_TASK STATEMENT_
For each record below, set it down exactly but leave out any picture.

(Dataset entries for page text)

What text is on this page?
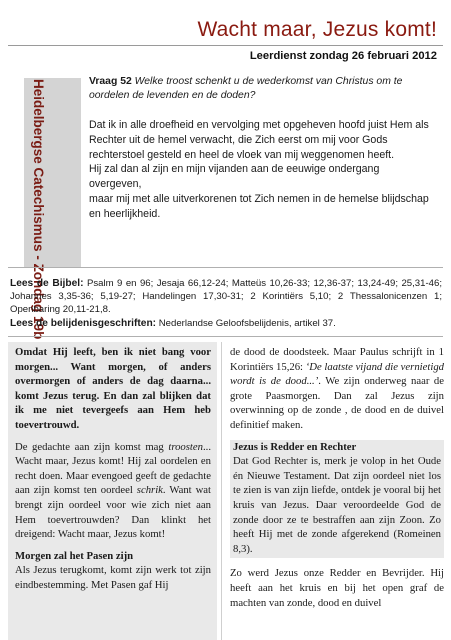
Wacht maar, Jezus komt!
Leerdienst zondag 26 februari 2012
Heidelbergse Catechismus - Zondag 19b	Vraag 52 Welke troost schenkt u de wederkomst van Christus om te oordelen de levenden en de doden?

Dat ik in alle droefheid en vervolging met opgeheven hoofd juist Hem als Rechter uit de hemel verwacht, die Zich eerst om mij voor Gods rechterstoel gesteld en heel de vloek van mij weggenomen heeft.

Hij zal dan al zijn en mijn vijanden aan de eeuwige ondergang overgeven,

maar mij met alle uitverkorenen tot Zich nemen in de hemelse blijdschap en heerlijkheid.

Lees de Bijbel: Psalm 9 en 96; Jesaja 66,12-24; Matteüs 10,26-33; 12,36-37; 13,24-49; 25,31-46; Johannes 3,35-36; 5,19-27; Handelingen 17,30-31; 2 Korintiërs 5,10; 2 Thessalonicenzen 1; Openbaring 20,11-21,8.

Lees de belijdenisgeschriften: Nederlandse Geloofsbelijdenis, artikel 37.

Omdat Hij leeft, ben ik niet bang voor morgen... Want morgen, of anders overmorgen of anders de dag daarna... komt Jezus terug. En dan zal blijken dat ik me niet tevergeefs aan Hem heb toevertrouwd.

De gedachte aan zijn komst mag troosten... Wacht maar, Jezus komt! Hij zal oordelen en recht doen. Maar evengoed geeft de gedachte aan zijn komst ten oordeel schrik. Want wat brengt zijn oordeel voor wie zich niet aan Hem toevertrouwden? Dan klinkt het dreigend: Wacht maar, Jezus komt!

Morgen zal het Pasen zijn

Als Jezus terugkomt, komt zijn werk tot zijn eindbestemming. Met Pasen gaf Hij

de dood de doodsteek. Maar Paulus schrijft in 1 Korintiërs 15,26: ‘De laatste vijand die vernietigd wordt is de dood...’. We zijn onderweg naar de grote Paasmorgen. Dan zal Jezus zijn overwinning op de zonde , de dood en de duivel definitief maken.

Jezus is Redder en Rechter

Dat God Rechter is, merk je volop in het Oude én Nieuwe Testament. Dat zijn oordeel niet los te zien is van zijn liefde, ontdek je vooral bij het kruis van Jezus. Daar veroordeelde God de zonde door ze te bestraffen aan zijn Zoon. Zo heeft Hij met de zonde afgerekend (Romeinen 8,3).

Zo werd Jezus onze Redder en Bevrijder. Hij heeft aan het kruis en bij het open graf de machten van zonde, dood en duivel
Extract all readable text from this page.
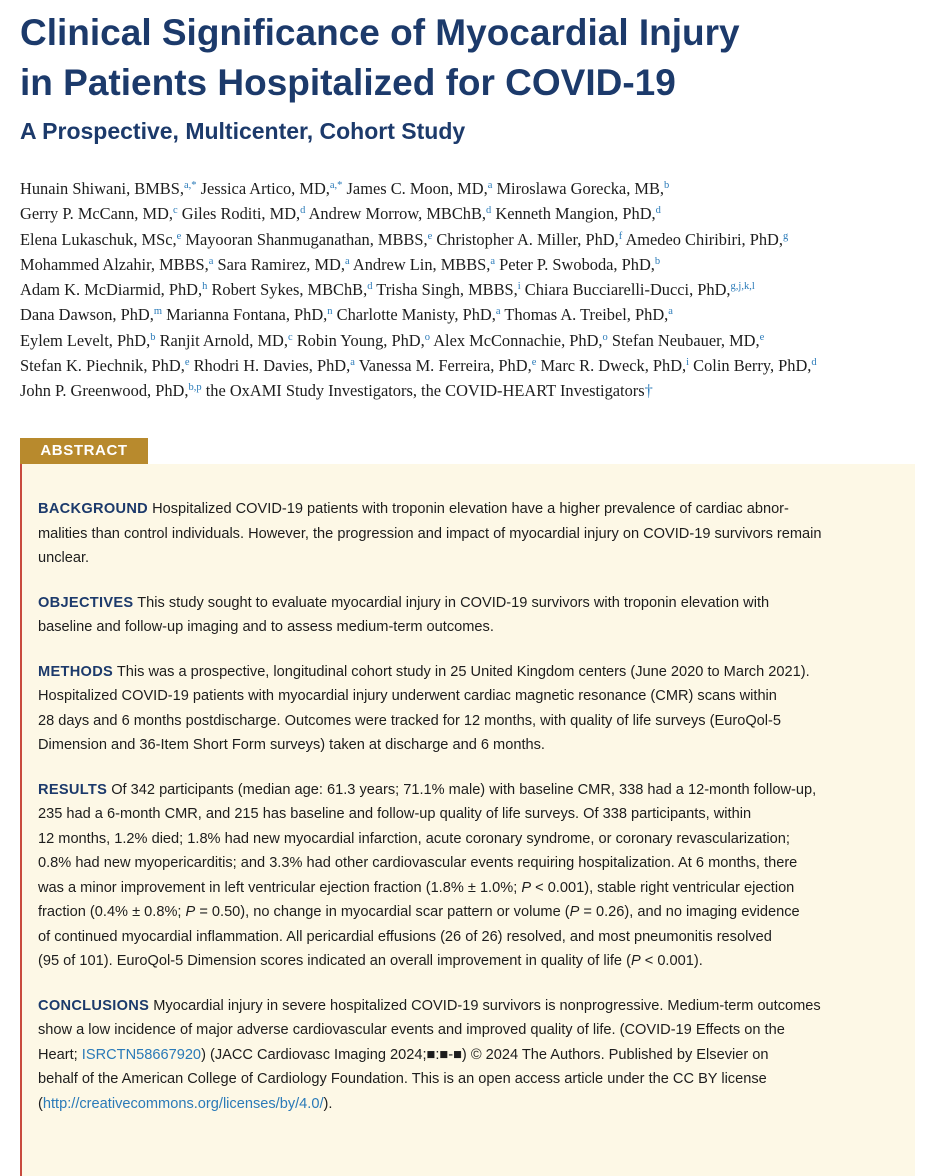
Clinical Significance of Myocardial Injury
in Patients Hospitalized for COVID-19
A Prospective, Multicenter, Cohort Study
Hunain Shiwani, BMBS,$^{a,*}$ Jessica Artico, MD,$^{a,*}$ James C. Moon, MD,$^a$ Miroslawa Gorecka, MB,$^b$
Gerry P. McCann, MD,$^c$ Giles Roditi, MD,$^d$ Andrew Morrow, MBChB,$^d$ Kenneth Mangion, PhD,$^d$
Elena Lukaschuk, MSc,$^e$ Mayooran Shanmuganathan, MBBS,$^e$ Christopher A. Miller, PhD,$^f$ Amedeo Chiribiri, PhD,$^g$
Mohammed Alzahir, MBBS,$^a$ Sara Ramirez, MD,$^a$ Andrew Lin, MBBS,$^a$ Peter P. Swoboda, PhD,$^b$
Adam K. McDiarmid, PhD,$^h$ Robert Sykes, MBChB,$^d$ Trisha Singh, MBBS,$^i$ Chiara Bucciarelli-Ducci, PhD,$^{g,j,k,l}$
Dana Dawson, PhD,$^m$ Marianna Fontana, PhD,$^n$ Charlotte Manisty, PhD,$^a$ Thomas A. Treibel, PhD,$^a$
Eylem Levelt, PhD,$^b$ Ranjit Arnold, MD,$^c$ Robin Young, PhD,$^o$ Alex McConnachie, PhD,$^o$ Stefan Neubauer, MD,$^e$
Stefan K. Piechnik, PhD,$^e$ Rhodri H. Davies, PhD,$^a$ Vanessa M. Ferreira, PhD,$^e$ Marc R. Dweck, PhD,$^i$ Colin Berry, PhD,$^d$
John P. Greenwood, PhD,$^{b,p}$ the OxAMI Study Investigators, the COVID-HEART Investigators†
ABSTRACT

BACKGROUND Hospitalized COVID-19 patients with troponin elevation have a higher prevalence of cardiac abnor-
malities than control individuals. However, the progression and impact of myocardial injury on COVID-19 survivors remain
unclear.

OBJECTIVES This study sought to evaluate myocardial injury in COVID-19 survivors with troponin elevation with
baseline and follow-up imaging and to assess medium-term outcomes.

METHODS This was a prospective, longitudinal cohort study in 25 United Kingdom centers (June 2020 to March 2021).
Hospitalized COVID-19 patients with myocardial injury underwent cardiac magnetic resonance (CMR) scans within
28 days and 6 months postdischarge. Outcomes were tracked for 12 months, with quality of life surveys (EuroQol-5
Dimension and 36-Item Short Form surveys) taken at discharge and 6 months.

RESULTS Of 342 participants (median age: 61.3 years; 71.1% male) with baseline CMR, 338 had a 12-month follow-up,
235 had a 6-month CMR, and 215 has baseline and follow-up quality of life surveys. Of 338 participants, within
12 months, 1.2% died; 1.8% had new myocardial infarction, acute coronary syndrome, or coronary revascularization;
0.8% had new myopericarditis; and 3.3% had other cardiovascular events requiring hospitalization. At 6 months, there
was a minor improvement in left ventricular ejection fraction (1.8% ± 1.0%; P < 0.001), stable right ventricular ejection
fraction (0.4% ± 0.8%; P = 0.50), no change in myocardial scar pattern or volume (P = 0.26), and no imaging evidence
of continued myocardial inflammation. All pericardial effusions (26 of 26) resolved, and most pneumonitis resolved
(95 of 101). EuroQol-5 Dimension scores indicated an overall improvement in quality of life (P < 0.001).

CONCLUSIONS Myocardial injury in severe hospitalized COVID-19 survivors is nonprogressive. Medium-term outcomes
show a low incidence of major adverse cardiovascular events and improved quality of life. (COVID-19 Effects on the
Heart; ISRCTN58667920) (JACC Cardiovasc Imaging 2024;■:■-■) © 2024 The Authors. Published by Elsevier on
behalf of the American College of Cardiology Foundation. This is an open access article under the CC BY license
(http://creativecommons.org/licenses/by/4.0/).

_WRITTEN SOLUTION_
What text is on this page?
Wacht maar, Jezus komt!
Leerdienst zondag 26 februari 2012
Heidelbergse Catechismus - Zondag 19b	Vraag 52 Welke troost schenkt u de wederkomst van Christus om te oordelen de levenden en de doden?

Dat ik in alle droefheid en vervolging met opgeheven hoofd juist Hem als Rechter uit de hemel verwacht, die Zich eerst om mij voor Gods rechterstoel gesteld en heel de vloek van mij weggenomen heeft.

Hij zal dan al zijn en mijn vijanden aan de eeuwige ondergang overgeven,

maar mij met alle uitverkorenen tot Zich nemen in de hemelse blijdschap en heerlijkheid.

Lees de Bijbel: Psalm 9 en 96; Jesaja 66,12-24; Matteüs 10,26-33; 12,36-37; 13,24-49; 25,31-46; Johannes 3,35-36; 5,19-27; Handelingen 17,30-31; 2 Korintiërs 5,10; 2 Thessalonicenzen 1; Openbaring 20,11-21,8.

Lees de belijdenisgeschriften: Nederlandse Geloofsbelijdenis, artikel 37.

Omdat Hij leeft, ben ik niet bang voor morgen... Want morgen, of anders overmorgen of anders de dag daarna... komt Jezus terug. En dan zal blijken dat ik me niet tevergeefs aan Hem heb toevertrouwd.

De gedachte aan zijn komst mag troosten... Wacht maar, Jezus komt! Hij zal oordelen en recht doen. Maar evengoed geeft de gedachte aan zijn komst ten oordeel schrik. Want wat brengt zijn oordeel voor wie zich niet aan Hem toevertrouwden? Dan klinkt het dreigend: Wacht maar, Jezus komt!

Morgen zal het Pasen zijn

Als Jezus terugkomt, komt zijn werk tot zijn eindbestemming. Met Pasen gaf Hij

de dood de doodsteek. Maar Paulus schrijft in 1 Korintiërs 15,26: ‘De laatste vijand die vernietigd wordt is de dood...’. We zijn onderweg naar de grote Paasmorgen. Dan zal Jezus zijn overwinning op de zonde , de dood en de duivel definitief maken.

Jezus is Redder en Rechter

Dat God Rechter is, merk je volop in het Oude én Nieuwe Testament. Dat zijn oordeel niet los te zien is van zijn liefde, ontdek je vooral bij het kruis van Jezus. Daar veroordeelde God de zonde door ze te bestraffen aan zijn Zoon. Zo heeft Hij met de zonde afgerekend (Romeinen 8,3).

Zo werd Jezus onze Redder en Bevrijder. Hij heeft aan het kruis en bij het open graf de machten van zonde, dood en duivel
Extract all readable text from this page.
Clinical Significance of Myocardial Injury
in Patients Hospitalized for COVID-19
A Prospective, Multicenter, Cohort Study
Hunain Shiwani, BMBS,$^{a,*}$ Jessica Artico, MD,$^{a,*}$ James C. Moon, MD,$^a$ Miroslawa Gorecka, MB,$^b$
Gerry P. McCann, MD,$^c$ Giles Roditi, MD,$^d$ Andrew Morrow, MBChB,$^d$ Kenneth Mangion, PhD,$^d$
Elena Lukaschuk, MSc,$^e$ Mayooran Shanmuganathan, MBBS,$^e$ Christopher A. Miller, PhD,$^f$ Amedeo Chiribiri, PhD,$^g$
Mohammed Alzahir, MBBS,$^a$ Sara Ramirez, MD,$^a$ Andrew Lin, MBBS,$^a$ Peter P. Swoboda, PhD,$^b$
Adam K. McDiarmid, PhD,$^h$ Robert Sykes, MBChB,$^d$ Trisha Singh, MBBS,$^i$ Chiara Bucciarelli-Ducci, PhD,$^{g,j,k,l}$
Dana Dawson, PhD,$^m$ Marianna Fontana, PhD,$^n$ Charlotte Manisty, PhD,$^a$ Thomas A. Treibel, PhD,$^a$
Eylem Levelt, PhD,$^b$ Ranjit Arnold, MD,$^c$ Robin Young, PhD,$^o$ Alex McConnachie, PhD,$^o$ Stefan Neubauer, MD,$^e$
Stefan K. Piechnik, PhD,$^e$ Rhodri H. Davies, PhD,$^a$ Vanessa M. Ferreira, PhD,$^e$ Marc R. Dweck, PhD,$^i$ Colin Berry, PhD,$^d$
John P. Greenwood, PhD,$^{b,p}$ the OxAMI Study Investigators, the COVID-HEART Investigators†
ABSTRACT

BACKGROUND Hospitalized COVID-19 patients with troponin elevation have a higher prevalence of cardiac abnor-
malities than control individuals. However, the progression and impact of myocardial injury on COVID-19 survivors remain
unclear.

OBJECTIVES This study sought to evaluate myocardial injury in COVID-19 survivors with troponin elevation with
baseline and follow-up imaging and to assess medium-term outcomes.

METHODS This was a prospective, longitudinal cohort study in 25 United Kingdom centers (June 2020 to March 2021).
Hospitalized COVID-19 patients with myocardial injury underwent cardiac magnetic resonance (CMR) scans within
28 days and 6 months postdischarge. Outcomes were tracked for 12 months, with quality of life surveys (EuroQol-5
Dimension and 36-Item Short Form surveys) taken at discharge and 6 months.

RESULTS Of 342 participants (median age: 61.3 years; 71.1% male) with baseline CMR, 338 had a 12-month follow-up,
235 had a 6-month CMR, and 215 has baseline and follow-up quality of life surveys. Of 338 participants, within
12 months, 1.2% died; 1.8% had new myocardial infarction, acute coronary syndrome, or coronary revascularization;
0.8% had new myopericarditis; and 3.3% had other cardiovascular events requiring hospitalization. At 6 months, there
was a minor improvement in left ventricular ejection fraction (1.8% ± 1.0%; P < 0.001), stable right ventricular ejection
fraction (0.4% ± 0.8%; P = 0.50), no change in myocardial scar pattern or volume (P = 0.26), and no imaging evidence
of continued myocardial inflammation. All pericardial effusions (26 of 26) resolved, and most pneumonitis resolved
(95 of 101). EuroQol-5 Dimension scores indicated an overall improvement in quality of life (P < 0.001).

CONCLUSIONS Myocardial injury in severe hospitalized COVID-19 survivors is nonprogressive. Medium-term outcomes
show a low incidence of major adverse cardiovascular events and improved quality of life. (COVID-19 Effects on the
Heart; ISRCTN58667920) (JACC Cardiovasc Imaging 2024;■:■-■) © 2024 The Authors. Published by Elsevier on
behalf of the American College of Cardiology Foundation. This is an open access article under the CC BY license
(http://creativecommons.org/licenses/by/4.0/).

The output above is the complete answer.